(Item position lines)
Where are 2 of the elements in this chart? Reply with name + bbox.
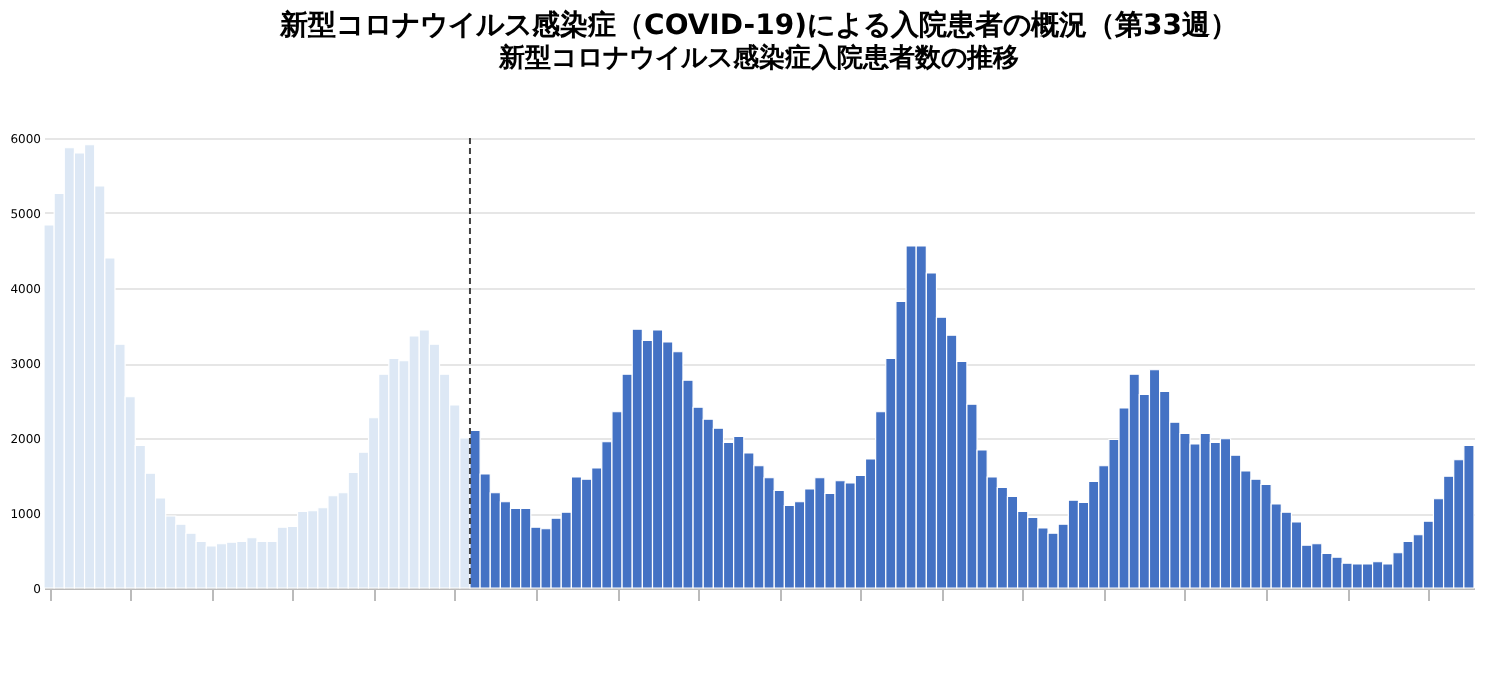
chart-subtitle: 新型コロナウイルス感染症入院患者数の推移 (497, 42, 1019, 74)
chart-title: 新型コロナウイルス感染症（COVID-19)による入院患者の概況（第33週） (278, 8, 1238, 42)
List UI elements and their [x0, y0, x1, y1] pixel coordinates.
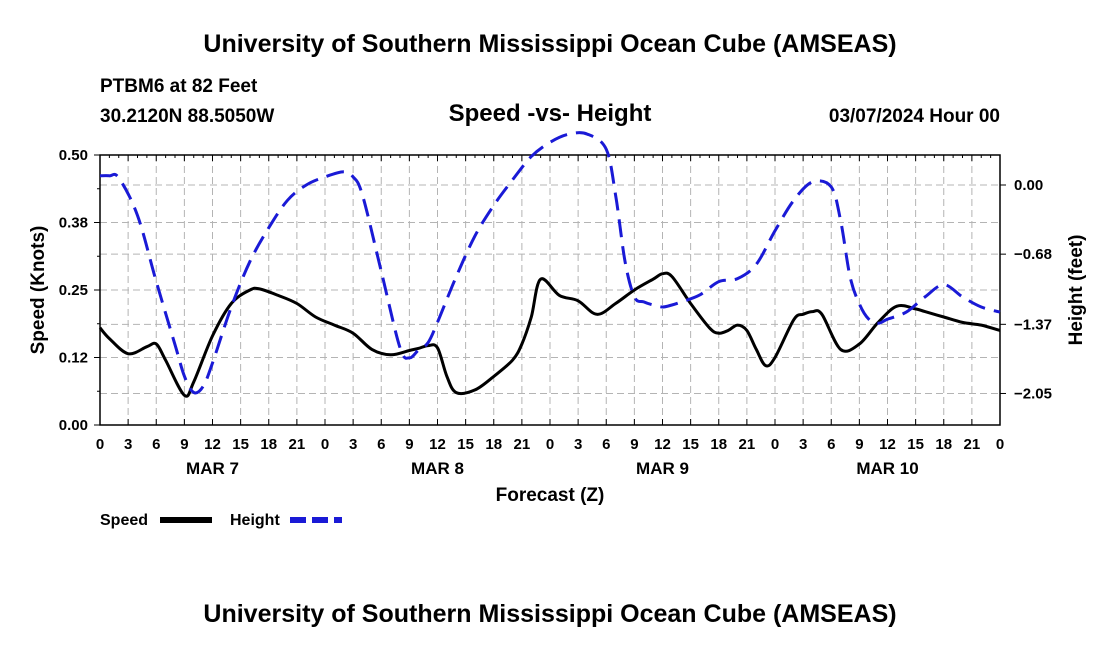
x-tick-label: 12 [654, 436, 671, 453]
x-tick-label: 0 [996, 436, 1004, 453]
chart-title: University of Southern Mississippi Ocean… [203, 30, 897, 58]
x-tick-label: 9 [180, 436, 188, 453]
x-tick-label: 12 [204, 436, 221, 453]
series-line-speed [98, 271, 1001, 398]
x-tick-label: 9 [405, 436, 413, 453]
y-left-tick-label: 0.12 [59, 350, 88, 367]
x-tick-label: 0 [771, 436, 779, 453]
x-day-label: MAR 8 [411, 459, 464, 478]
series-lines [98, 131, 1001, 398]
y-right-tick-label: 0.00 [1014, 177, 1043, 194]
x-tick-label: 18 [935, 436, 952, 453]
y-right-tick-label: −2.05 [1014, 385, 1052, 402]
x-tick-label: 21 [739, 436, 756, 453]
x-tick-label: 9 [855, 436, 863, 453]
x-tick-label: 0 [96, 436, 104, 453]
x-axis-title: Forecast (Z) [496, 485, 605, 506]
x-day-label: MAR 10 [856, 459, 918, 478]
x-tick-label: 6 [827, 436, 835, 453]
y-right-tick-label: −1.37 [1014, 316, 1052, 333]
legend-speed-label: Speed [100, 512, 148, 529]
legend-height-label: Height [230, 512, 280, 529]
x-tick-label: 21 [289, 436, 306, 453]
x-tick-label: 21 [964, 436, 981, 453]
axes: 0 3 6 9 12 15 18 21 0 3 6 9 12 15 18 21 0 3 6 9 12 15 18 21 0 3 6 9… [28, 147, 1087, 506]
plot-frame [99, 154, 1001, 426]
series-line-height [99, 131, 1001, 395]
bottom-title: University of Southern Mississippi Ocean… [203, 600, 897, 628]
x-tick-label: 0 [546, 436, 554, 453]
x-day-label: MAR 7 [186, 459, 239, 478]
x-tick-label: 12 [879, 436, 896, 453]
chart-subtitle: Speed -vs- Height [448, 100, 652, 127]
x-tick-label: 6 [377, 436, 385, 453]
y-right-tick-label: −0.68 [1014, 246, 1052, 263]
x-tick-label: 3 [124, 436, 132, 453]
x-tick-label: 18 [485, 436, 502, 453]
x-tick-label: 3 [574, 436, 582, 453]
grid [100, 155, 1000, 425]
station-coords: 30.2120N 88.5050W [100, 106, 275, 127]
x-tick-label: 15 [682, 436, 699, 453]
x-tick-label: 3 [799, 436, 807, 453]
y-left-tick-label: 0.25 [59, 282, 88, 299]
x-tick-label: 6 [602, 436, 610, 453]
x-tick-label: 15 [457, 436, 474, 453]
x-tick-label: 9 [630, 436, 638, 453]
x-tick-label: 18 [710, 436, 727, 453]
x-tick-label: 21 [514, 436, 531, 453]
forecast-datetime: 03/07/2024 Hour 00 [828, 106, 1000, 127]
x-tick-label: 3 [349, 436, 357, 453]
x-day-label: MAR 9 [636, 459, 689, 478]
legend: Speed Height [100, 512, 342, 529]
y-left-tick-label: 0.00 [59, 417, 88, 434]
x-tick-label: 0 [321, 436, 329, 453]
station-name: PTBM6 at 82 Feet [100, 76, 258, 97]
y-left-tick-label: 0.38 [59, 215, 88, 232]
x-tick-label: 15 [907, 436, 924, 453]
x-tick-label: 6 [152, 436, 160, 453]
y-left-tick-label: 0.50 [59, 147, 88, 164]
y-left-axis-title: Speed (Knots) [28, 226, 49, 355]
x-tick-label: 18 [260, 436, 277, 453]
y-right-axis-title: Height (feet) [1066, 235, 1087, 346]
x-tick-label: 12 [429, 436, 446, 453]
x-tick-label: 15 [232, 436, 249, 453]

**Written exercise:**
Please reproduce the lines above, starting at the first one and ending at the line containing "List UI elements", leaving the pictures out of your output.

**Finished exercise:**
Where are 2 of the elements in this chart? Reply with name + bbox.
chart-subtitle: 新型コロナウイルス感染症入院患者数の推移 (497, 42, 1019, 74)
chart-title: 新型コロナウイルス感染症（COVID-19)による入院患者の概況（第33週） (278, 8, 1238, 42)
List UI elements and their [x0, y0, x1, y1] pixel coordinates.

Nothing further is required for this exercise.